### Data lines

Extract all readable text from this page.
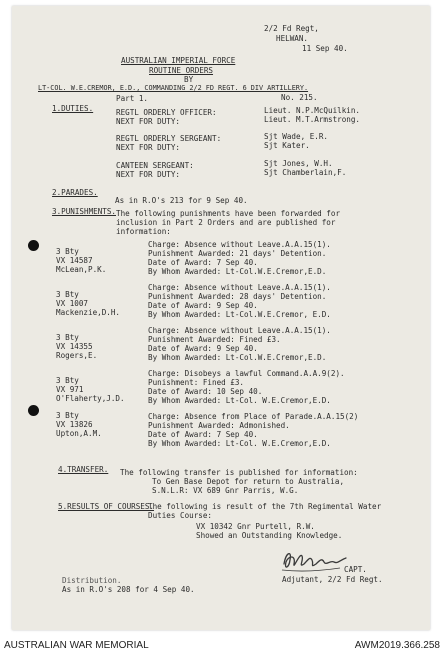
2/2 Fd Regt,
HELWAN.
11 Sep 40.
AUSTRALIAN IMPERIAL FORCE
ROUTINE ORDERS
BY
LT-COL. W.E.CREMOR, E.D., COMMANDING 2/2 FD REGT. 6 DIV ARTILLERY.
No. 215.
Part 1.
1.DUTIES.	REGTL ORDERLY OFFICER:	Lieut. N.P.McQuilkin.
NEXT FOR DUTY:	Lieut. M.T.Armstrong.
REGTL ORDERLY SERGEANT:	Sjt Wade, E.R.
NEXT FOR DUTY:	Sjt Kater.
CANTEEN SERGEANT:	Sjt Jones, W.H.
NEXT FOR DUTY:	Sjt Chamberlain,F.
2.PARADES.
As in R.O's 213 for 9 Sep 40.
3.PUNISHMENTS. The following punishments have been forwarded for
inclusion in Part 2 Orders and are published for
information:
3 Bty
VX 14587
McLean,P.K.
Charge: Absence without Leave.A.A.15(1).
Punishment Awarded: 21 days' Detention.
Date of Award: 7 Sep 40.
By Whom Awarded: Lt-Col.W.E.Cremor,E.D.
3 Bty
VX 1007
Mackenzie,D.H.
Charge: Absence without Leave.A.A.15(1).
Punishment Awarded: 28 days' Detention.
Date of Award: 9 Sep 40.
By Whom Awarded: Lt-Col.W.E.Cremor, E.D.
3 Bty
VX 14355
Rogers,E.
Charge: Absence without Leave.A.A.15(1).
Punishment Awarded: Fined £3.
Date of Award: 9 Sep 40.
By Whom Awarded: Lt-Col.W.E.Cremor,E.D.
3 Bty
VX 971
O'Flaherty,J.D.
Charge: Disobeys a lawful Command.A.A.9(2).
Punishment: Fined £3.
Date of Award: 10 Sep 40.
By Whom Awarded: Lt-Col. W.E.Cremor,E.D.
3 Bty
VX 13826
Upton,A.M.
Charge: Absence from Place of Parade.A.A.15(2)
Punishment Awarded: Admonished.
Date of Award: 7 Sep 40.
By Whom Awarded: Lt-Col. W.E.Cremor,E.D.
4.TRANSFER. The following transfer is published for information:
To Gen Base Depot for return to Australia,
S.N.L.R: VX 689 Gnr Parris, W.G.
5.RESULTS OF COURSES.
The following is result of the 7th Regimental Water
Duties Course:
VX 10342 Gnr Purtell, R.W.
Showed an Outstanding Knowledge.
CAPT.
Adjutant, 2/2 Fd Regt.
Distribution.
As in R.O's 208 for 4 Sep 40.
AUSTRALIAN WAR MEMORIAL	AWM2019.366.258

### What to do
Copy the data exactly. Any picture it contains is to be omitted.

### Full answer
Extract all readable text from this page.
2/2 Fd Regt,
HELWAN.
11 Sep 40.
AUSTRALIAN IMPERIAL FORCE
ROUTINE ORDERS
BY
LT-COL. W.E.CREMOR, E.D., COMMANDING 2/2 FD REGT. 6 DIV ARTILLERY.
No. 215.
Part 1.
1.DUTIES.	REGTL ORDERLY OFFICER:	Lieut. N.P.McQuilkin.
NEXT FOR DUTY:	Lieut. M.T.Armstrong.
REGTL ORDERLY SERGEANT:	Sjt Wade, E.R.
NEXT FOR DUTY:	Sjt Kater.
CANTEEN SERGEANT:	Sjt Jones, W.H.
NEXT FOR DUTY:	Sjt Chamberlain,F.
2.PARADES.
As in R.O's 213 for 9 Sep 40.
3.PUNISHMENTS. The following punishments have been forwarded for
inclusion in Part 2 Orders and are published for
information:
3 Bty
VX 14587
McLean,P.K.
Charge: Absence without Leave.A.A.15(1).
Punishment Awarded: 21 days' Detention.
Date of Award: 7 Sep 40.
By Whom Awarded: Lt-Col.W.E.Cremor,E.D.
3 Bty
VX 1007
Mackenzie,D.H.
Charge: Absence without Leave.A.A.15(1).
Punishment Awarded: 28 days' Detention.
Date of Award: 9 Sep 40.
By Whom Awarded: Lt-Col.W.E.Cremor, E.D.
3 Bty
VX 14355
Rogers,E.
Charge: Absence without Leave.A.A.15(1).
Punishment Awarded: Fined £3.
Date of Award: 9 Sep 40.
By Whom Awarded: Lt-Col.W.E.Cremor,E.D.
3 Bty
VX 971
O'Flaherty,J.D.
Charge: Disobeys a lawful Command.A.A.9(2).
Punishment: Fined £3.
Date of Award: 10 Sep 40.
By Whom Awarded: Lt-Col. W.E.Cremor,E.D.
3 Bty
VX 13826
Upton,A.M.
Charge: Absence from Place of Parade.A.A.15(2)
Punishment Awarded: Admonished.
Date of Award: 7 Sep 40.
By Whom Awarded: Lt-Col. W.E.Cremor,E.D.
4.TRANSFER. The following transfer is published for information:
To Gen Base Depot for return to Australia,
S.N.L.R: VX 689 Gnr Parris, W.G.
5.RESULTS OF COURSES.
The following is result of the 7th Regimental Water
Duties Course:
VX 10342 Gnr Purtell, R.W.
Showed an Outstanding Knowledge.
CAPT.
Adjutant, 2/2 Fd Regt.
Distribution.
As in R.O's 208 for 4 Sep 40.
AUSTRALIAN WAR MEMORIAL	AWM2019.366.258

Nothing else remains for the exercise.